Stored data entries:
○ ○ ○

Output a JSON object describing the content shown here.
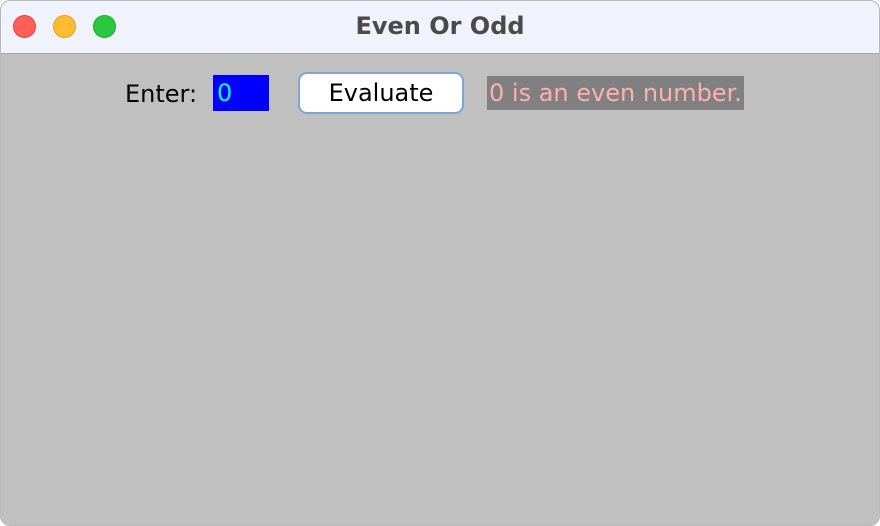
{
  "window": {
    "title": "Even Or Odd"
  },
  "form": {
    "enter_label": "Enter:",
    "number_value": "0",
    "evaluate_label": "Evaluate",
    "result": "0 is an even number."
  },
  "colors": {
    "content_background": "#c0c0c0",
    "input_background": "#0000ff",
    "input_text": "#00ffff",
    "result_background": "#808080",
    "result_text": "#ffafaf"
  },
  "icons": [
    "close-window-icon",
    "minimize-window-icon",
    "zoom-window-icon"
  ]
}
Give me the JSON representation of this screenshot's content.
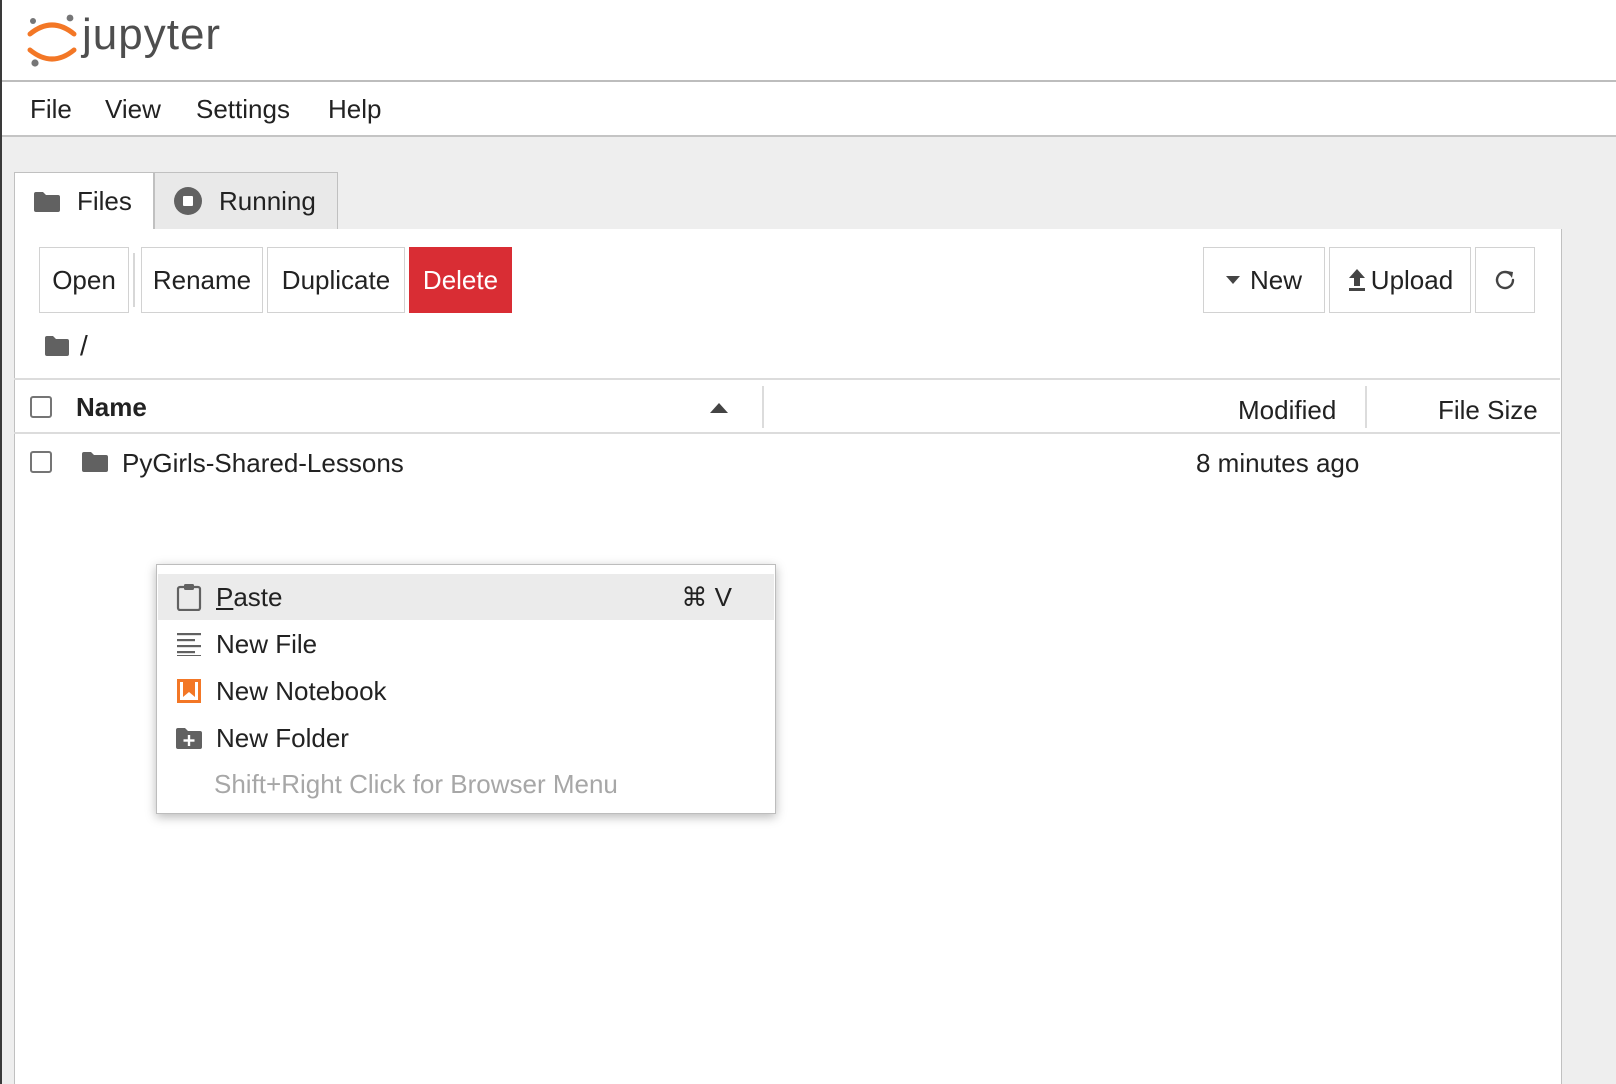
{
  "app": {
    "logo_text": "jupyter"
  },
  "menubar": {
    "items": [
      "File",
      "View",
      "Settings",
      "Help"
    ]
  },
  "tabs": [
    {
      "label": "Files",
      "icon": "folder-icon",
      "active": true
    },
    {
      "label": "Running",
      "icon": "stop-circle-icon",
      "active": false
    }
  ],
  "toolbar": {
    "open": "Open",
    "rename": "Rename",
    "duplicate": "Duplicate",
    "delete": "Delete",
    "new": "New",
    "upload": "Upload",
    "refresh_icon": "refresh-icon"
  },
  "breadcrumb": {
    "path": "/"
  },
  "table": {
    "columns": {
      "name": "Name",
      "modified": "Modified",
      "size": "File Size"
    },
    "sort": {
      "column": "Name",
      "direction": "ascending"
    },
    "rows": [
      {
        "type": "folder",
        "name": "PyGirls-Shared-Lessons",
        "modified": "8 minutes ago",
        "size": ""
      }
    ]
  },
  "context_menu": {
    "items": [
      {
        "label_mnemonic": "P",
        "label_rest": "aste",
        "shortcut": "⌘ V",
        "icon": "paste-icon"
      },
      {
        "label": "New File",
        "icon": "text-file-icon"
      },
      {
        "label": "New Notebook",
        "icon": "notebook-icon"
      },
      {
        "label": "New Folder",
        "icon": "new-folder-icon"
      }
    ],
    "hint": "Shift+Right Click for Browser Menu"
  },
  "colors": {
    "accent_orange": "#f37726",
    "delete_red": "#d92d34",
    "icon_gray": "#616161"
  }
}
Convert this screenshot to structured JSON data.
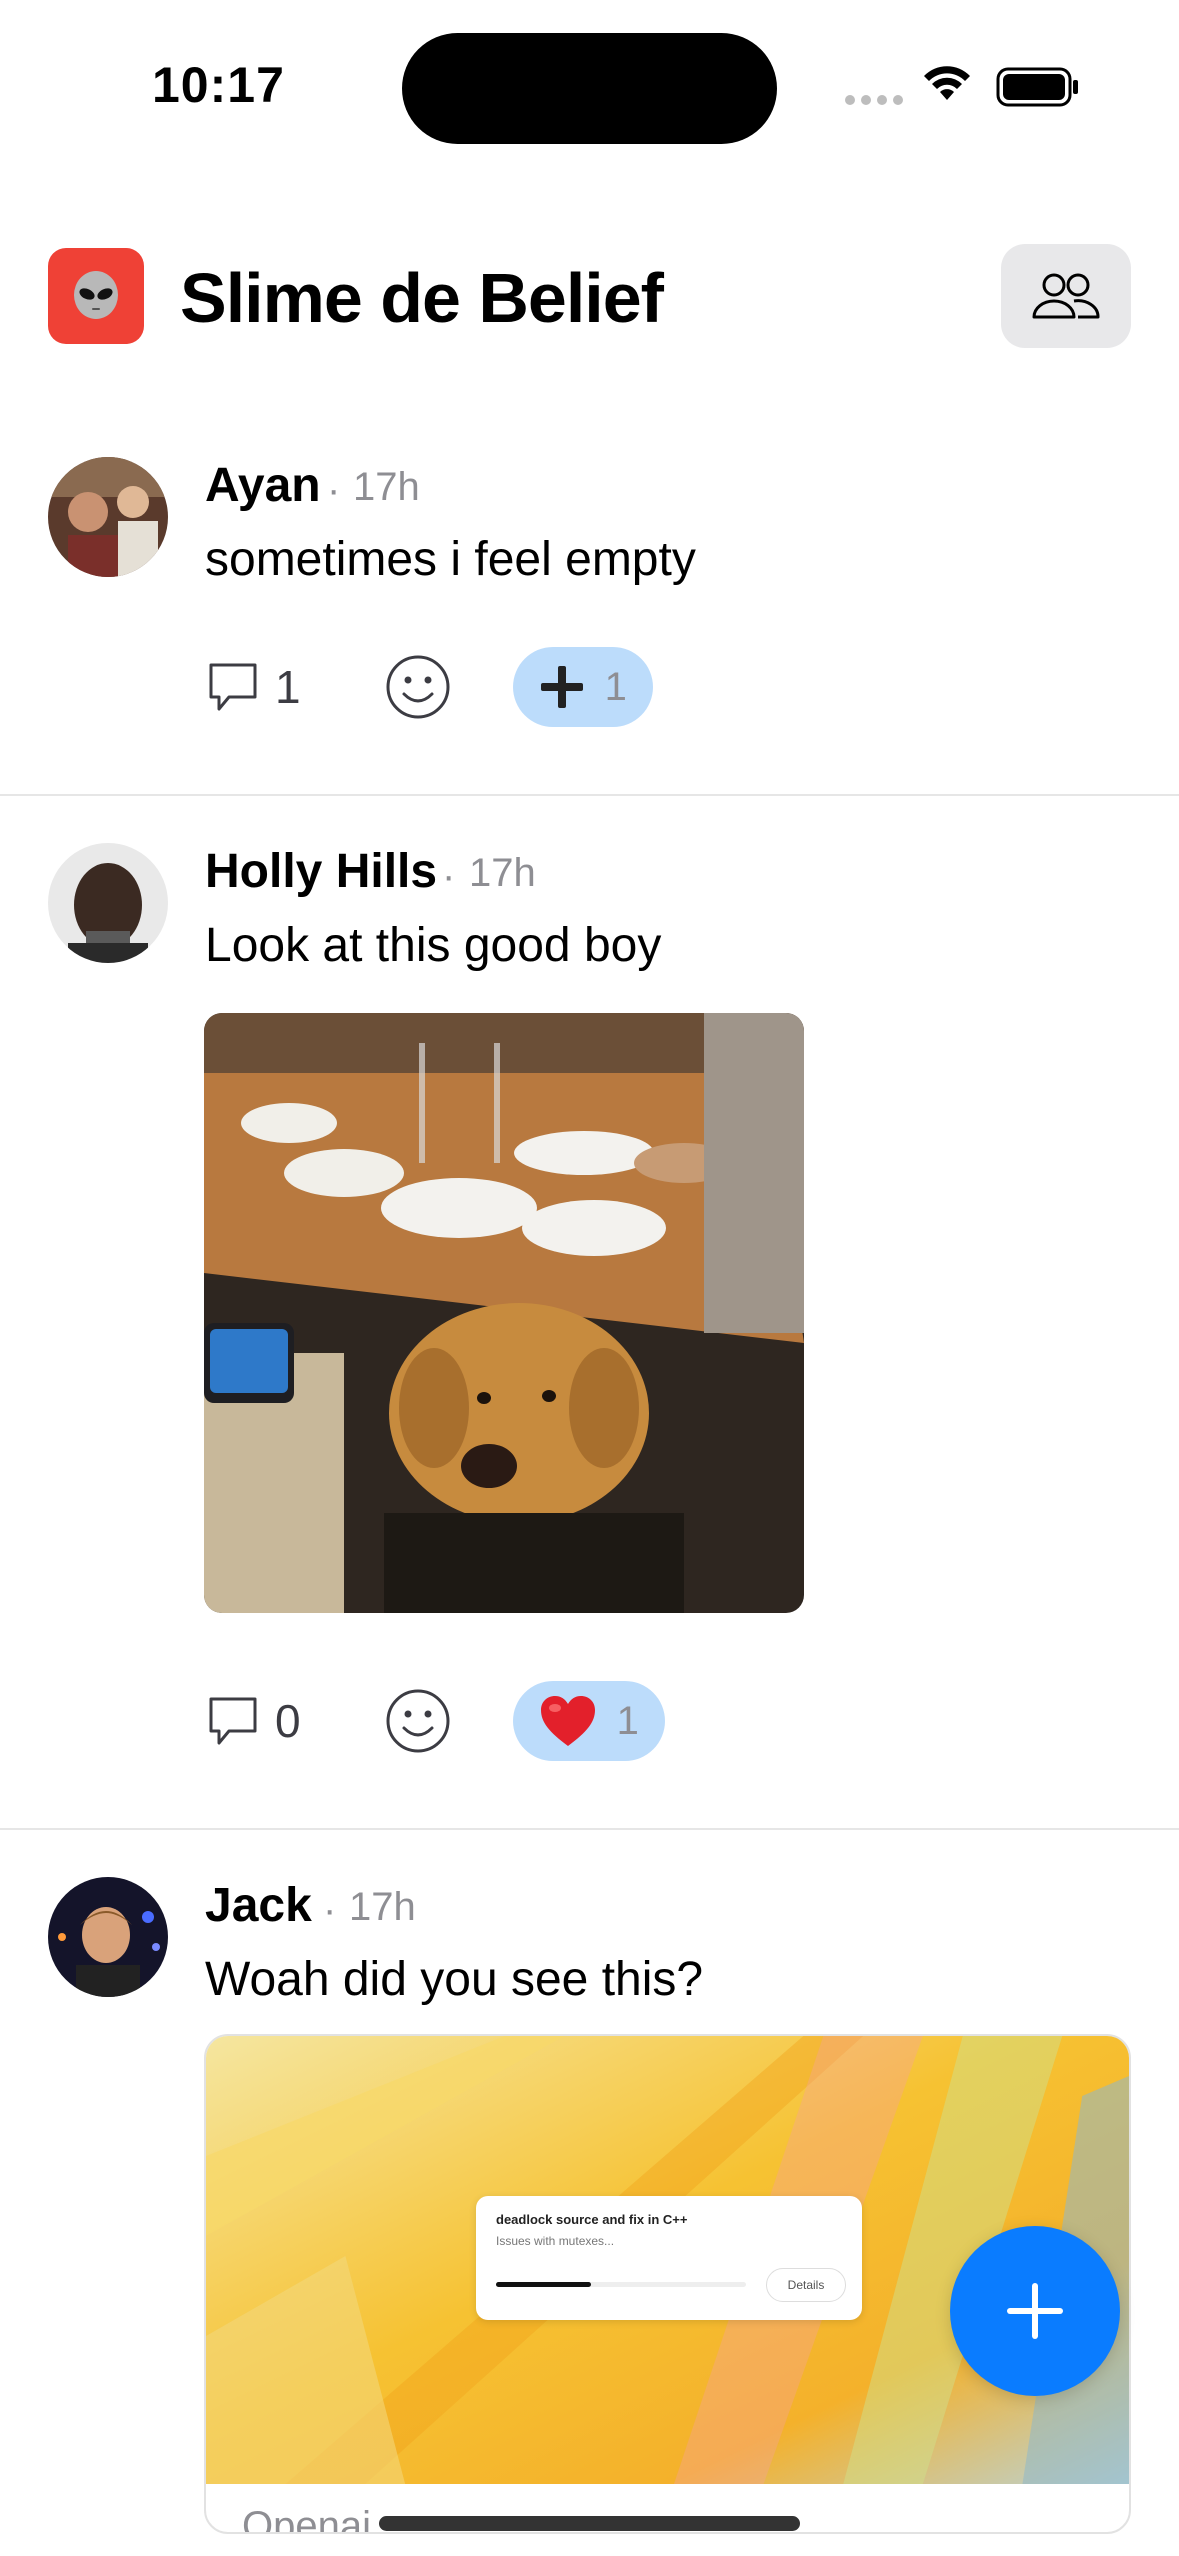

○ ○ ○

Go through the records and copy each line with "JSON" in it.

Output a JSON object describing the content shown here.
Give me the JSON representation of this screenshot's content.
Convert this screenshot to structured JSON data.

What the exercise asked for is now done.